### YOUR INSTRUCTIONS:
Copy every line of the listing exactly.

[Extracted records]

=-=-=-=-=

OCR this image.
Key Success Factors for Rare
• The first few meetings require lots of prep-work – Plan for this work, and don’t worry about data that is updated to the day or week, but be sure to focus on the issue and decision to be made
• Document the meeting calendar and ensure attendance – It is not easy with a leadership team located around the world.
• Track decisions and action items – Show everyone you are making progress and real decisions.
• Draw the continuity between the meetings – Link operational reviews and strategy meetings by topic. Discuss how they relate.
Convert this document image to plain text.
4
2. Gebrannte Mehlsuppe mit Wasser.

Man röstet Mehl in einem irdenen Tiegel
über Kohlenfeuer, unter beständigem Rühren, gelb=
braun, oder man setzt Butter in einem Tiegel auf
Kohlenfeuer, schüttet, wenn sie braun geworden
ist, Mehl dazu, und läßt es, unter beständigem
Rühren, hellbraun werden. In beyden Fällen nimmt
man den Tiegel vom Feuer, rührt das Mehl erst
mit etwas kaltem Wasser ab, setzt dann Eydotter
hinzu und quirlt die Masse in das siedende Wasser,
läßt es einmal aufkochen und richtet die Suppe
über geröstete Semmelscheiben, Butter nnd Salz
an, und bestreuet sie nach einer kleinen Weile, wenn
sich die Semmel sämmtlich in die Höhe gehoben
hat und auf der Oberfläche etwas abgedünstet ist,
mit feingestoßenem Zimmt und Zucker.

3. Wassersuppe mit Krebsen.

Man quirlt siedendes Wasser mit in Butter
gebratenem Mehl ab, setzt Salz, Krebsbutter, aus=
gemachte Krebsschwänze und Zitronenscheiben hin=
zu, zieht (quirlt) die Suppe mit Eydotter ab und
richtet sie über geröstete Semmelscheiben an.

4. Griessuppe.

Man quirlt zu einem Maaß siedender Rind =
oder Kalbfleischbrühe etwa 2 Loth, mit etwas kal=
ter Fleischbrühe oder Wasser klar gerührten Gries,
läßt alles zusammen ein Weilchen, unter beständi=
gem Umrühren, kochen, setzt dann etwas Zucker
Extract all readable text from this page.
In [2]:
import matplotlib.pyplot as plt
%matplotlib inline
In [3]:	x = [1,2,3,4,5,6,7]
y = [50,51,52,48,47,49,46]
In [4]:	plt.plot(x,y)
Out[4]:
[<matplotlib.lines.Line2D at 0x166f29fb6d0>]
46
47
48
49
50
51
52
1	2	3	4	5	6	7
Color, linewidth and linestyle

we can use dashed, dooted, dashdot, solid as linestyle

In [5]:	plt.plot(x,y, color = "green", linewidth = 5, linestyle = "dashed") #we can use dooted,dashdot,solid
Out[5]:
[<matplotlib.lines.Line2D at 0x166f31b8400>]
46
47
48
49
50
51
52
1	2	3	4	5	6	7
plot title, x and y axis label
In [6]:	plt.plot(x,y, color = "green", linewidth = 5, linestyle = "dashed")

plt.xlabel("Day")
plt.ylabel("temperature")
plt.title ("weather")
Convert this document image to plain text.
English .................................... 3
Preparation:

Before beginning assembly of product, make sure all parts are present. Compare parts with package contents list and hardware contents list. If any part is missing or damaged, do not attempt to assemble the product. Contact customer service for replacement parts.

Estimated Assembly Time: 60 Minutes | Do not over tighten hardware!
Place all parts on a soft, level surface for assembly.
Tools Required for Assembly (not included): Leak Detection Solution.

=-=-=-=-=

### WRITTEN SOLUTION:
OCR this image.
Key Success Factors for Rare
• The first few meetings require lots of prep-work – Plan for this work, and don’t worry about data that is updated to the day or week, but be sure to focus on the issue and decision to be made
• Document the meeting calendar and ensure attendance – It is not easy with a leadership team located around the world.
• Track decisions and action items – Show everyone you are making progress and real decisions.
• Draw the continuity between the meetings – Link operational reviews and strategy meetings by topic. Discuss how they relate.
Convert this document image to plain text.
4
2. Gebrannte Mehlsuppe mit Wasser.

Man röstet Mehl in einem irdenen Tiegel
über Kohlenfeuer, unter beständigem Rühren, gelb=
braun, oder man setzt Butter in einem Tiegel auf
Kohlenfeuer, schüttet, wenn sie braun geworden
ist, Mehl dazu, und läßt es, unter beständigem
Rühren, hellbraun werden. In beyden Fällen nimmt
man den Tiegel vom Feuer, rührt das Mehl erst
mit etwas kaltem Wasser ab, setzt dann Eydotter
hinzu und quirlt die Masse in das siedende Wasser,
läßt es einmal aufkochen und richtet die Suppe
über geröstete Semmelscheiben, Butter nnd Salz
an, und bestreuet sie nach einer kleinen Weile, wenn
sich die Semmel sämmtlich in die Höhe gehoben
hat und auf der Oberfläche etwas abgedünstet ist,
mit feingestoßenem Zimmt und Zucker.

3. Wassersuppe mit Krebsen.

Man quirlt siedendes Wasser mit in Butter
gebratenem Mehl ab, setzt Salz, Krebsbutter, aus=
gemachte Krebsschwänze und Zitronenscheiben hin=
zu, zieht (quirlt) die Suppe mit Eydotter ab und
richtet sie über geröstete Semmelscheiben an.

4. Griessuppe.

Man quirlt zu einem Maaß siedender Rind =
oder Kalbfleischbrühe etwa 2 Loth, mit etwas kal=
ter Fleischbrühe oder Wasser klar gerührten Gries,
läßt alles zusammen ein Weilchen, unter beständi=
gem Umrühren, kochen, setzt dann etwas Zucker
Extract all readable text from this page.
In [2]:
import matplotlib.pyplot as plt
%matplotlib inline
In [3]:	x = [1,2,3,4,5,6,7]
y = [50,51,52,48,47,49,46]
In [4]:	plt.plot(x,y)
Out[4]:
[<matplotlib.lines.Line2D at 0x166f29fb6d0>]
46
47
48
49
50
51
52
1	2	3	4	5	6	7
Color, linewidth and linestyle

we can use dashed, dooted, dashdot, solid as linestyle

In [5]:	plt.plot(x,y, color = "green", linewidth = 5, linestyle = "dashed") #we can use dooted,dashdot,solid
Out[5]:
[<matplotlib.lines.Line2D at 0x166f31b8400>]
46
47
48
49
50
51
52
1	2	3	4	5	6	7
plot title, x and y axis label
In [6]:	plt.plot(x,y, color = "green", linewidth = 5, linestyle = "dashed")

plt.xlabel("Day")
plt.ylabel("temperature")
plt.title ("weather")
Convert this document image to plain text.
English .................................... 3
Preparation:

Before beginning assembly of product, make sure all parts are present. Compare parts with package contents list and hardware contents list. If any part is missing or damaged, do not attempt to assemble the product. Contact customer service for replacement parts.

Estimated Assembly Time: 60 Minutes | Do not over tighten hardware!
Place all parts on a soft, level surface for assembly.
Tools Required for Assembly (not included): Leak Detection Solution.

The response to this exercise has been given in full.